** START OF Entries shown **
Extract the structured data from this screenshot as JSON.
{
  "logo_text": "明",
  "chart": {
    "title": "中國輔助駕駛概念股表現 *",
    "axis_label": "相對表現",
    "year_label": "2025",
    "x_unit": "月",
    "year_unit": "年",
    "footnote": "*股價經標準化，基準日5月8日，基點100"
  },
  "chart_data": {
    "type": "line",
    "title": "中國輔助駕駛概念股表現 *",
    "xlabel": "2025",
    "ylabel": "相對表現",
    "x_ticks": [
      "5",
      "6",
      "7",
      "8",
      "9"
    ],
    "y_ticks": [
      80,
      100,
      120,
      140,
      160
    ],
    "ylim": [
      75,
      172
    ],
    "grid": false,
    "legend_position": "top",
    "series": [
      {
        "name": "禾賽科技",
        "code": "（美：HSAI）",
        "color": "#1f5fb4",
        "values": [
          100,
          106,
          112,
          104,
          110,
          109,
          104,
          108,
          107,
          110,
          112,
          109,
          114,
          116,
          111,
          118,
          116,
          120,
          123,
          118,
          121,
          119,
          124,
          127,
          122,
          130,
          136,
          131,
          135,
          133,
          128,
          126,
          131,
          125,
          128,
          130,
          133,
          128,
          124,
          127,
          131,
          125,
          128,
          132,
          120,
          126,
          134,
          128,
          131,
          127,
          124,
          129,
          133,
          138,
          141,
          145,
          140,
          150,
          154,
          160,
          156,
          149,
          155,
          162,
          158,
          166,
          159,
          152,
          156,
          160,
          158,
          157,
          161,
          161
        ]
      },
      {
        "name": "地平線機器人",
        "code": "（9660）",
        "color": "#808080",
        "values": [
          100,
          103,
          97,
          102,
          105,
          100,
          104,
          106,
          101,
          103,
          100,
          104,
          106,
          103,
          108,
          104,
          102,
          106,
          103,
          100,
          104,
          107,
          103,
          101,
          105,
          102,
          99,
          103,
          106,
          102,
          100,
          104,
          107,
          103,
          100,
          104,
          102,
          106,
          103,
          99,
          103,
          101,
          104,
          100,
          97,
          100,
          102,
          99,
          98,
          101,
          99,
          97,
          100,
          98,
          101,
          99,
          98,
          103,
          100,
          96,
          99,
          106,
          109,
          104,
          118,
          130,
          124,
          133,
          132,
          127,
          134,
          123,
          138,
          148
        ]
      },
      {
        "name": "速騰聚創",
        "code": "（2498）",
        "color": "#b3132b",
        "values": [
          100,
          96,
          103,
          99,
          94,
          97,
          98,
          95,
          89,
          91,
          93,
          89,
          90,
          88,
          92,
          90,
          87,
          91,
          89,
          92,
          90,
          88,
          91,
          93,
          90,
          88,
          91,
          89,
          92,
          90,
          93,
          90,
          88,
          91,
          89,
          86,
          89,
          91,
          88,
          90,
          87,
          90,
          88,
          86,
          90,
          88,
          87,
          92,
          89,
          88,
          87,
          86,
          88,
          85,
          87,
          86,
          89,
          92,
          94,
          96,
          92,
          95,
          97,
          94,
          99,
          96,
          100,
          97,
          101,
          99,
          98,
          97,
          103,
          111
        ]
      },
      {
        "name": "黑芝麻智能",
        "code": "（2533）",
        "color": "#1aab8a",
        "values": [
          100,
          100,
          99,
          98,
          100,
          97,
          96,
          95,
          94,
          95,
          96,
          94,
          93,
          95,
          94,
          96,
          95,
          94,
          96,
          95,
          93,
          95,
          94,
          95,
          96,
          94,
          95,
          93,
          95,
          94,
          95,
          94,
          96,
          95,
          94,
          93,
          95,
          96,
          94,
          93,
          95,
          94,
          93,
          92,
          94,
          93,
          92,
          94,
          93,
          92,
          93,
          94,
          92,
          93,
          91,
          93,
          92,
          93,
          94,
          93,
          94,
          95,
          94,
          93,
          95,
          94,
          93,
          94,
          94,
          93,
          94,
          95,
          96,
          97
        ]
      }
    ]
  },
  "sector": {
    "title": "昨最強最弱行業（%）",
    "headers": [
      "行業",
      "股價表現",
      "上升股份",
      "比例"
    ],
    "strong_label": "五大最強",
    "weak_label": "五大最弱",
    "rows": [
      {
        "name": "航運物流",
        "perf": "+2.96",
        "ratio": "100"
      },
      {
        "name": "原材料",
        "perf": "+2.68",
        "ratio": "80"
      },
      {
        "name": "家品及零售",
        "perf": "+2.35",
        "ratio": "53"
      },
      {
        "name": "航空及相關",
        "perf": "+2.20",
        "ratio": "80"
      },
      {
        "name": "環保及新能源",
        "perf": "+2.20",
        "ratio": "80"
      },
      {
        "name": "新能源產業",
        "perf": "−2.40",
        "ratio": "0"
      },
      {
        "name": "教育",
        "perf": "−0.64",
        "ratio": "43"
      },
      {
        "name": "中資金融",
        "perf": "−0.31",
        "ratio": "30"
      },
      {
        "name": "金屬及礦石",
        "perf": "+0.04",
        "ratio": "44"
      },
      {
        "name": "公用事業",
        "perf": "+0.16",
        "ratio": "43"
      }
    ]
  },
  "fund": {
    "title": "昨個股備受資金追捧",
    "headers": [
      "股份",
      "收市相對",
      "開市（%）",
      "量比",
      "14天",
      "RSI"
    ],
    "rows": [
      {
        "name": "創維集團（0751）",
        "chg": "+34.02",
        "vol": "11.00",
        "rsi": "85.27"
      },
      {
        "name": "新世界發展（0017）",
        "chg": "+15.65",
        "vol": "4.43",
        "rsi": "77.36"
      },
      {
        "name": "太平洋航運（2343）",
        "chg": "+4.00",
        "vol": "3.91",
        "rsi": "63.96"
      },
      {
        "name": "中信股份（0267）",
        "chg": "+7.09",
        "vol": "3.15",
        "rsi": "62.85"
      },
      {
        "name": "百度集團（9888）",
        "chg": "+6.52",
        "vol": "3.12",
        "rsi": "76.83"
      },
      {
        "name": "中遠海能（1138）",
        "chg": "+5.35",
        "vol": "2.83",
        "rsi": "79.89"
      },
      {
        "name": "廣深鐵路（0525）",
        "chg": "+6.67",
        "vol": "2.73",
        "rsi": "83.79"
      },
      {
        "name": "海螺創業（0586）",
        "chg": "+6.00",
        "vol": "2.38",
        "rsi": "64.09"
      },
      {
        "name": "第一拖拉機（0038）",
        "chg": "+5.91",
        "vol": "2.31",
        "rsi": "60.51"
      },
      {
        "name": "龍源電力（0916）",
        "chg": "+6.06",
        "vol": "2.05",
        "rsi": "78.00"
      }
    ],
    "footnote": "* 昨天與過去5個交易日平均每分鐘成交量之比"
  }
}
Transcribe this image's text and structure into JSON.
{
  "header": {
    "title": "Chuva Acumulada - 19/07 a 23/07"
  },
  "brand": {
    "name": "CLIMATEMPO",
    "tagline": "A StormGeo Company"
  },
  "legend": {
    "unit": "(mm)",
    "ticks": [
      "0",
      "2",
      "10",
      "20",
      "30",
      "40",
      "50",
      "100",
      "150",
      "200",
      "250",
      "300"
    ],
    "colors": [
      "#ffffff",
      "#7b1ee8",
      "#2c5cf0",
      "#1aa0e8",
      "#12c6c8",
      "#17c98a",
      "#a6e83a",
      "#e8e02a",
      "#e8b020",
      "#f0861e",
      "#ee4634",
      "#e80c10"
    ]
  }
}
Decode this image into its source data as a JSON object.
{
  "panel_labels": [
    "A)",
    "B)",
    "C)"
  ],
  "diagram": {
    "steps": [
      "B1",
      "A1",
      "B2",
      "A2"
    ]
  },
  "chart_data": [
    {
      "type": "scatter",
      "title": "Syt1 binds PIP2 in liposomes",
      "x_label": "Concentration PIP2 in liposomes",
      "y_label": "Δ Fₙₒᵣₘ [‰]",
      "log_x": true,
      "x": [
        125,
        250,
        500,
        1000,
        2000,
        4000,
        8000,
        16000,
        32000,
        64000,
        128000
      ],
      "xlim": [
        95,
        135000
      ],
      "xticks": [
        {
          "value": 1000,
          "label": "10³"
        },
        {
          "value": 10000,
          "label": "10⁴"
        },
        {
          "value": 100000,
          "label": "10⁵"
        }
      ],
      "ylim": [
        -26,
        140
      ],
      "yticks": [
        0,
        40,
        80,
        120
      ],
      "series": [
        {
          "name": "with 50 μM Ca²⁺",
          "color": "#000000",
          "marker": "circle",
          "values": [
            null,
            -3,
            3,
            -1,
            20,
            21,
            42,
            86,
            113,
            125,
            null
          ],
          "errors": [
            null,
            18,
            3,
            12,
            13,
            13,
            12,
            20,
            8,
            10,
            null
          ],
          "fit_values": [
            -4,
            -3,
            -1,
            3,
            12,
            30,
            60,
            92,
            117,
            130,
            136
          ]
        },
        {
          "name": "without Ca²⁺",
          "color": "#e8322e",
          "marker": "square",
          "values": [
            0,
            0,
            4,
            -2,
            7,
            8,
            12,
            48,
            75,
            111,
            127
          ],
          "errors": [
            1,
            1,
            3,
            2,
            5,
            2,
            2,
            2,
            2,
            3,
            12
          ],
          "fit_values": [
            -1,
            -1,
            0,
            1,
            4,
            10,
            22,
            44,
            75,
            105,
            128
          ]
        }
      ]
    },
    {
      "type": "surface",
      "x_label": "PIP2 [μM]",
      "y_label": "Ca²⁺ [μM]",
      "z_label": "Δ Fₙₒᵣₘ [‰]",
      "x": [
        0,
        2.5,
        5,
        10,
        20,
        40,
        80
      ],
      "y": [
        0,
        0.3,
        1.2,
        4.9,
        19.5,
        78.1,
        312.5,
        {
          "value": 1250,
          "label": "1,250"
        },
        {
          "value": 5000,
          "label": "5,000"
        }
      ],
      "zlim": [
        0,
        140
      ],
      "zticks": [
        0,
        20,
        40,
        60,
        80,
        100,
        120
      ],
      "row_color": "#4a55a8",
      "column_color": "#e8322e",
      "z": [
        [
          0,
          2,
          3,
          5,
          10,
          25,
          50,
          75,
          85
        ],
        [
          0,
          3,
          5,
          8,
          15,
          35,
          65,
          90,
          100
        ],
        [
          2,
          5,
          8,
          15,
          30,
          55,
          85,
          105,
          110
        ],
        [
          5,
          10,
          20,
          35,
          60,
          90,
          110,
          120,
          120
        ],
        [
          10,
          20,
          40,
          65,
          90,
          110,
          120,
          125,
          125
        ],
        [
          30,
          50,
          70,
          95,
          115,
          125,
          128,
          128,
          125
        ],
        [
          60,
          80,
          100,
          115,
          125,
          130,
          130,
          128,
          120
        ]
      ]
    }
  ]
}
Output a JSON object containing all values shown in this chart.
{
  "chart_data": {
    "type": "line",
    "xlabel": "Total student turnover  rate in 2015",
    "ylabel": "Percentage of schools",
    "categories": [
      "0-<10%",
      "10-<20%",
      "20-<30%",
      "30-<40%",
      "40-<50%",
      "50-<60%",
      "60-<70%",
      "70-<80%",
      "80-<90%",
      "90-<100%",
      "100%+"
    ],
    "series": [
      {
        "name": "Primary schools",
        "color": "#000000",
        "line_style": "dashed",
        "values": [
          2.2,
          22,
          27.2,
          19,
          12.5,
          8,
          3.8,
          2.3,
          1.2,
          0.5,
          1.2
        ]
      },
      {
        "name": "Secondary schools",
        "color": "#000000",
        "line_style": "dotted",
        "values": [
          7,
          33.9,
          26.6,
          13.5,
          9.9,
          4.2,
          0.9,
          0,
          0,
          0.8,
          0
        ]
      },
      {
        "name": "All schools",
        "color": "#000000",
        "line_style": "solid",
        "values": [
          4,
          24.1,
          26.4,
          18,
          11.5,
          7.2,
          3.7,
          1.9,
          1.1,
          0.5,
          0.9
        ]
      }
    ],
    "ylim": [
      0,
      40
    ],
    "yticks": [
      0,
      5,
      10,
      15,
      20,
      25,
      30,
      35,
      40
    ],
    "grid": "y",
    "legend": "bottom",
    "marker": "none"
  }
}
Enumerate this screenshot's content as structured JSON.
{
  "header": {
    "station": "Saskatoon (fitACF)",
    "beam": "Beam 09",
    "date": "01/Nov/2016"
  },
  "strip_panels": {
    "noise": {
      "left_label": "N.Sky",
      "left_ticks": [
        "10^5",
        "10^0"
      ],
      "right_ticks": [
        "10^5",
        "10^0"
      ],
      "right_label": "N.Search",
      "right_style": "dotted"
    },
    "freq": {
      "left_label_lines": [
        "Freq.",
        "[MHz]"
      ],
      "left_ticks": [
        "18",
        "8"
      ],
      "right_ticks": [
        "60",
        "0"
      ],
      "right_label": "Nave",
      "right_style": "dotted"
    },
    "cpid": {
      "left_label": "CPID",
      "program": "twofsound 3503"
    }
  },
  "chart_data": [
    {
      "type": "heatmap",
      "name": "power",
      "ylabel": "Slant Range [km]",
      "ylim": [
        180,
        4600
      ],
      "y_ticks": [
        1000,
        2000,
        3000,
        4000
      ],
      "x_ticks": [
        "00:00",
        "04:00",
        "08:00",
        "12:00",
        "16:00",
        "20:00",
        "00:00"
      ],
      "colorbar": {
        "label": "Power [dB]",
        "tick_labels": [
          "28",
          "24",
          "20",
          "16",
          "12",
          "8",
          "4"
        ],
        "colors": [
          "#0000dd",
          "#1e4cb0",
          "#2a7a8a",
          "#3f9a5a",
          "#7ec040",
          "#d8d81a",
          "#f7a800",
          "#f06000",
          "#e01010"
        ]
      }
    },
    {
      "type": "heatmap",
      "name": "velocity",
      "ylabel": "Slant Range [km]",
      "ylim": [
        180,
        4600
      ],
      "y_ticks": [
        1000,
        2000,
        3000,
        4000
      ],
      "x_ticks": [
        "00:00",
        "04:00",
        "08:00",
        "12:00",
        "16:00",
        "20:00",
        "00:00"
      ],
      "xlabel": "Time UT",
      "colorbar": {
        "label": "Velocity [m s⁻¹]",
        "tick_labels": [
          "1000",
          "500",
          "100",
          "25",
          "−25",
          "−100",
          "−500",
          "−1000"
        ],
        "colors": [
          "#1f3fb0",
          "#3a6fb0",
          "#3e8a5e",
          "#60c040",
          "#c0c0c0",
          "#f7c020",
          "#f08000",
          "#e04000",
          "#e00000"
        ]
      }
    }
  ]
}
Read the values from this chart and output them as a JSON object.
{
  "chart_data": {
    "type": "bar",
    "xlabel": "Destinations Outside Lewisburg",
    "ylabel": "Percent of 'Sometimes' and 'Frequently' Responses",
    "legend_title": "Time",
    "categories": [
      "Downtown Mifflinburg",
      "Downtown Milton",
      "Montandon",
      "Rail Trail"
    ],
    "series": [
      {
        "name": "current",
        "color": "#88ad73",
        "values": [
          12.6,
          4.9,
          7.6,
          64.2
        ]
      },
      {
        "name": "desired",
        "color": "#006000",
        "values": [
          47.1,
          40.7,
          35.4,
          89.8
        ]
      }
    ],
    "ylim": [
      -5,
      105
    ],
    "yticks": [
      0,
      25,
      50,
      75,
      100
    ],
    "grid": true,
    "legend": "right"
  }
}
** END OF Entries shown **
# Work instructions
In the entries above, locate every line with the word "Downtown" and copy it.

# Final result
      "Downtown Mifflinburg",
      "Downtown Milton",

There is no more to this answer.